— Start of GIVEN INFORMATION —

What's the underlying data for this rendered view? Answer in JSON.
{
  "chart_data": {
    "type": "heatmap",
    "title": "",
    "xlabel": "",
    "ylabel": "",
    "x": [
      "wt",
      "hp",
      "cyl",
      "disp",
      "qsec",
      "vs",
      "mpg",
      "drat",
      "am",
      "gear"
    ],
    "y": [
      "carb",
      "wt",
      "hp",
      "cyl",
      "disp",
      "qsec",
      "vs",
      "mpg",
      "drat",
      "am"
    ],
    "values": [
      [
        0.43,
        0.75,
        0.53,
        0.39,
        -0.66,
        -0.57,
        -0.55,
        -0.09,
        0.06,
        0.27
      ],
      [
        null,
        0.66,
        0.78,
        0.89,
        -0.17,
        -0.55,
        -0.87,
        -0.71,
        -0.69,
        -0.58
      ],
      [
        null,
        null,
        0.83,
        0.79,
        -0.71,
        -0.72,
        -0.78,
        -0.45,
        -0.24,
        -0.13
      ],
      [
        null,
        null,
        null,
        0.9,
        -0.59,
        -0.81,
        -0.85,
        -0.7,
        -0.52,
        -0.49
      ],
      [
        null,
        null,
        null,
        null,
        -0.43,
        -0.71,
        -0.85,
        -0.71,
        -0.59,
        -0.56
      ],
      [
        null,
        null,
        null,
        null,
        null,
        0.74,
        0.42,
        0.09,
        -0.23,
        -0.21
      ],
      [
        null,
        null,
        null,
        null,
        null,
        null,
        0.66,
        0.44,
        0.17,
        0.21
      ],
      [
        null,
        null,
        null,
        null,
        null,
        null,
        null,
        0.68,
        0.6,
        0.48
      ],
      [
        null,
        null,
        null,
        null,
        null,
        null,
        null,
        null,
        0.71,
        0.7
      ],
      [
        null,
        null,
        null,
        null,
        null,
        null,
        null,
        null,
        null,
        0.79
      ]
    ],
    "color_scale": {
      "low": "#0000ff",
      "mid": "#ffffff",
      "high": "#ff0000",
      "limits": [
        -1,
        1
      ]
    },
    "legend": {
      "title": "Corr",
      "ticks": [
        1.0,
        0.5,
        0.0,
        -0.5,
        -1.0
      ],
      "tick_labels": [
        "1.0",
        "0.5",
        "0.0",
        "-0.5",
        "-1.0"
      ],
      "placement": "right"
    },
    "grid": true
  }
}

— End of GIVEN INFORMATION —

**WRITTEN REQUEST:**
Extract all of the data above and output it character for character.

**EXERCISE RESULT:**
What's the underlying data for this rendered view? Answer in JSON.
{
  "chart_data": {
    "type": "heatmap",
    "title": "",
    "xlabel": "",
    "ylabel": "",
    "x": [
      "wt",
      "hp",
      "cyl",
      "disp",
      "qsec",
      "vs",
      "mpg",
      "drat",
      "am",
      "gear"
    ],
    "y": [
      "carb",
      "wt",
      "hp",
      "cyl",
      "disp",
      "qsec",
      "vs",
      "mpg",
      "drat",
      "am"
    ],
    "values": [
      [
        0.43,
        0.75,
        0.53,
        0.39,
        -0.66,
        -0.57,
        -0.55,
        -0.09,
        0.06,
        0.27
      ],
      [
        null,
        0.66,
        0.78,
        0.89,
        -0.17,
        -0.55,
        -0.87,
        -0.71,
        -0.69,
        -0.58
      ],
      [
        null,
        null,
        0.83,
        0.79,
        -0.71,
        -0.72,
        -0.78,
        -0.45,
        -0.24,
        -0.13
      ],
      [
        null,
        null,
        null,
        0.9,
        -0.59,
        -0.81,
        -0.85,
        -0.7,
        -0.52,
        -0.49
      ],
      [
        null,
        null,
        null,
        null,
        -0.43,
        -0.71,
        -0.85,
        -0.71,
        -0.59,
        -0.56
      ],
      [
        null,
        null,
        null,
        null,
        null,
        0.74,
        0.42,
        0.09,
        -0.23,
        -0.21
      ],
      [
        null,
        null,
        null,
        null,
        null,
        null,
        0.66,
        0.44,
        0.17,
        0.21
      ],
      [
        null,
        null,
        null,
        null,
        null,
        null,
        null,
        0.68,
        0.6,
        0.48
      ],
      [
        null,
        null,
        null,
        null,
        null,
        null,
        null,
        null,
        0.71,
        0.7
      ],
      [
        null,
        null,
        null,
        null,
        null,
        null,
        null,
        null,
        null,
        0.79
      ]
    ],
    "color_scale": {
      "low": "#0000ff",
      "mid": "#ffffff",
      "high": "#ff0000",
      "limits": [
        -1,
        1
      ]
    },
    "legend": {
      "title": "Corr",
      "ticks": [
        1.0,
        0.5,
        0.0,
        -0.5,
        -1.0
      ],
      "tick_labels": [
        "1.0",
        "0.5",
        "0.0",
        "-0.5",
        "-1.0"
      ],
      "placement": "right"
    },
    "grid": true
  }
}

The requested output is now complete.